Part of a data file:

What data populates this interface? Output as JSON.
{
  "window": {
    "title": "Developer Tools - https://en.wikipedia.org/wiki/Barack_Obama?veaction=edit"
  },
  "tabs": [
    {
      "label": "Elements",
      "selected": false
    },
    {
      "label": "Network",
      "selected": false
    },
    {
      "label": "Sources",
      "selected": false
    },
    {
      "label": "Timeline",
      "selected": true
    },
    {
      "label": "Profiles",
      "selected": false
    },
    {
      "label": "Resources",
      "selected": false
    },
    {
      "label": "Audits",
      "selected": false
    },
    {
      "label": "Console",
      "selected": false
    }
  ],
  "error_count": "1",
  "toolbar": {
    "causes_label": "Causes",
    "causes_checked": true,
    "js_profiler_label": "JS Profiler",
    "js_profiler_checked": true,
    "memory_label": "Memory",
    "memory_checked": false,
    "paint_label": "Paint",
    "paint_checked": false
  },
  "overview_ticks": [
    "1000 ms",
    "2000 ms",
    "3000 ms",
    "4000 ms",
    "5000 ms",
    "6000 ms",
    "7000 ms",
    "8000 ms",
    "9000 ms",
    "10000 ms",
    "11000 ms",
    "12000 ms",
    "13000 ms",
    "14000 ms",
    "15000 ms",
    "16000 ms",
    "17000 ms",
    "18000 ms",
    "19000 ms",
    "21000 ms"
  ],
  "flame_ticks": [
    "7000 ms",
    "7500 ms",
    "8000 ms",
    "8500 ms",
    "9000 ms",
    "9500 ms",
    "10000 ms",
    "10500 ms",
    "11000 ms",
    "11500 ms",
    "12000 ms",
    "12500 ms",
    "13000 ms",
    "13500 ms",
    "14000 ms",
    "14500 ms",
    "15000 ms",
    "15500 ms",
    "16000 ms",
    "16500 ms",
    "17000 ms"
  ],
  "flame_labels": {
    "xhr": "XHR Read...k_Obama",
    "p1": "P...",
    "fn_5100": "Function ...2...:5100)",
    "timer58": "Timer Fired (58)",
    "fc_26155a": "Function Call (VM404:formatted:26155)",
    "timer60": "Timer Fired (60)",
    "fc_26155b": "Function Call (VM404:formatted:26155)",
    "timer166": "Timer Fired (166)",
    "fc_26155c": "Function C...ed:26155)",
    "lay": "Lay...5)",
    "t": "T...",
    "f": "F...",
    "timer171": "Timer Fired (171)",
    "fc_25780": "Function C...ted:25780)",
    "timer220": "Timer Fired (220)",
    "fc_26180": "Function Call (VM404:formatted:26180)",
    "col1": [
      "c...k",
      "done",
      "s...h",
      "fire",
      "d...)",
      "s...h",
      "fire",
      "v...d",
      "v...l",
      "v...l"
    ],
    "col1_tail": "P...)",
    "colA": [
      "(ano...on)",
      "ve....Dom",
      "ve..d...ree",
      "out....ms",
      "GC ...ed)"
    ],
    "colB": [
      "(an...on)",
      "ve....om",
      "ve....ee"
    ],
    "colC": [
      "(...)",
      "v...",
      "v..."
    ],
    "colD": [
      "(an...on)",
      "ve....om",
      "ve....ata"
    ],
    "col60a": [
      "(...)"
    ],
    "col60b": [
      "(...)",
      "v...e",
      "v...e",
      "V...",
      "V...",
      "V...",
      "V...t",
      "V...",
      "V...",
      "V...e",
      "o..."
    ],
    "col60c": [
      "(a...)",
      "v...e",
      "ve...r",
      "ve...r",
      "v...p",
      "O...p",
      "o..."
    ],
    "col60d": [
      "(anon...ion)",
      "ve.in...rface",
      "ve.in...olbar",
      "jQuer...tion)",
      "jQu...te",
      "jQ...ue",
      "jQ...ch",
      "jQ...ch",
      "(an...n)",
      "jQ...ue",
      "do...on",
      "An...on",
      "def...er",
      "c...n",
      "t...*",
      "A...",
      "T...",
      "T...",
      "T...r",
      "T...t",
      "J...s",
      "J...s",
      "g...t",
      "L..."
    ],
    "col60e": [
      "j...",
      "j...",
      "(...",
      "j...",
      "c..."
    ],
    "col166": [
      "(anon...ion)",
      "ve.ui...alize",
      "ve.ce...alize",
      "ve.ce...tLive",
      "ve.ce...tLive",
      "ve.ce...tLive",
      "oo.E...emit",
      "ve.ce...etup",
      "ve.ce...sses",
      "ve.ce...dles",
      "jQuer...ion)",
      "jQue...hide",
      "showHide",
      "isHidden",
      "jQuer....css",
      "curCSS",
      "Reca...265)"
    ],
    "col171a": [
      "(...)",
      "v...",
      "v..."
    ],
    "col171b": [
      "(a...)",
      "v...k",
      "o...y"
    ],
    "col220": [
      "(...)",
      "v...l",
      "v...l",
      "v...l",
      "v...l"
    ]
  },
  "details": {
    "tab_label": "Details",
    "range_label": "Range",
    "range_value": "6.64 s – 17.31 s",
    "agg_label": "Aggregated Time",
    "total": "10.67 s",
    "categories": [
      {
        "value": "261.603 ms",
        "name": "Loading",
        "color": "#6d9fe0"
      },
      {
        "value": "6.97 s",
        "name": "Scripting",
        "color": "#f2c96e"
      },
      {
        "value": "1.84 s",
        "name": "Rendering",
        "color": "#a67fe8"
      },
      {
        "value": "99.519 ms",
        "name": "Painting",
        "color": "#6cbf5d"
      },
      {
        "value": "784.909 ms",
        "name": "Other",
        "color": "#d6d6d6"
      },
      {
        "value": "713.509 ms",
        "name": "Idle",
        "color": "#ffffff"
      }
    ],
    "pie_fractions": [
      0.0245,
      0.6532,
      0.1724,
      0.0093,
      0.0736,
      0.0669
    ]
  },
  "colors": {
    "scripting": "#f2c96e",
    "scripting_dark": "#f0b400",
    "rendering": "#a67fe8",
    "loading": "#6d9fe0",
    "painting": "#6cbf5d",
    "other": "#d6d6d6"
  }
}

- [Required work] Note each line of the entries that has "Timer" in it, and copy those lines.

- [The solution]
    "timer58": "Timer Fired (58)",
    "timer60": "Timer Fired (60)",
    "timer166": "Timer Fired (166)",
    "timer171": "Timer Fired (171)",
    "timer220": "Timer Fired (220)",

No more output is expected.